━━━━━ Provided entries ━━━━━

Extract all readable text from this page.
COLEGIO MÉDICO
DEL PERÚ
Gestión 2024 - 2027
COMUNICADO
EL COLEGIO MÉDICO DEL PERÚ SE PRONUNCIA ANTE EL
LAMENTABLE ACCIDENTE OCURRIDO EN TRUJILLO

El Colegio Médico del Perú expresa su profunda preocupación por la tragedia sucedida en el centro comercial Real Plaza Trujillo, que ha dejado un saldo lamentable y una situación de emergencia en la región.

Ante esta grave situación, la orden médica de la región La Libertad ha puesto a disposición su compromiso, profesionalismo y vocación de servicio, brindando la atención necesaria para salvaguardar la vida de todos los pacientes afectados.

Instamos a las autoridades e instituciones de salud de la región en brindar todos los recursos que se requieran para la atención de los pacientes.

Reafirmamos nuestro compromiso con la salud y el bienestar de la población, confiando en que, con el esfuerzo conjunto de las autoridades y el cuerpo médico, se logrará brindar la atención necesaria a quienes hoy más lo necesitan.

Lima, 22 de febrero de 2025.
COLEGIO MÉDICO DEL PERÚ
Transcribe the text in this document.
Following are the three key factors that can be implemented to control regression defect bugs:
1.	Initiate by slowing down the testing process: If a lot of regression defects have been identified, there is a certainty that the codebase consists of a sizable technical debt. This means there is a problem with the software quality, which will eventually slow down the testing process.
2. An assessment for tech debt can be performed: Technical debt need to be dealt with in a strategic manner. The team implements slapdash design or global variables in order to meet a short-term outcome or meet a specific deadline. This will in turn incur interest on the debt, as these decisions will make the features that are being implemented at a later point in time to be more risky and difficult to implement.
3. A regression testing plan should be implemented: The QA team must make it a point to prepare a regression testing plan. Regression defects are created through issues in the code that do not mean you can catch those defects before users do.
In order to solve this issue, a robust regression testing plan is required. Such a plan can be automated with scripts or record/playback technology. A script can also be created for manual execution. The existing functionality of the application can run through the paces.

━━━━━

#### Exercise details
Copy every record above exactly as it appears.

#### Answer for the task
Extract all readable text from this page.
COLEGIO MÉDICO
DEL PERÚ
Gestión 2024 - 2027
COMUNICADO
EL COLEGIO MÉDICO DEL PERÚ SE PRONUNCIA ANTE EL
LAMENTABLE ACCIDENTE OCURRIDO EN TRUJILLO

El Colegio Médico del Perú expresa su profunda preocupación por la tragedia sucedida en el centro comercial Real Plaza Trujillo, que ha dejado un saldo lamentable y una situación de emergencia en la región.

Ante esta grave situación, la orden médica de la región La Libertad ha puesto a disposición su compromiso, profesionalismo y vocación de servicio, brindando la atención necesaria para salvaguardar la vida de todos los pacientes afectados.

Instamos a las autoridades e instituciones de salud de la región en brindar todos los recursos que se requieran para la atención de los pacientes.

Reafirmamos nuestro compromiso con la salud y el bienestar de la población, confiando en que, con el esfuerzo conjunto de las autoridades y el cuerpo médico, se logrará brindar la atención necesaria a quienes hoy más lo necesitan.

Lima, 22 de febrero de 2025.
COLEGIO MÉDICO DEL PERÚ
Transcribe the text in this document.
Following are the three key factors that can be implemented to control regression defect bugs:
1.	Initiate by slowing down the testing process: If a lot of regression defects have been identified, there is a certainty that the codebase consists of a sizable technical debt. This means there is a problem with the software quality, which will eventually slow down the testing process.
2. An assessment for tech debt can be performed: Technical debt need to be dealt with in a strategic manner. The team implements slapdash design or global variables in order to meet a short-term outcome or meet a specific deadline. This will in turn incur interest on the debt, as these decisions will make the features that are being implemented at a later point in time to be more risky and difficult to implement.
3. A regression testing plan should be implemented: The QA team must make it a point to prepare a regression testing plan. Regression defects are created through issues in the code that do not mean you can catch those defects before users do.
In order to solve this issue, a robust regression testing plan is required. Such a plan can be automated with scripts or record/playback technology. A script can also be created for manual execution. The existing functionality of the application can run through the paces.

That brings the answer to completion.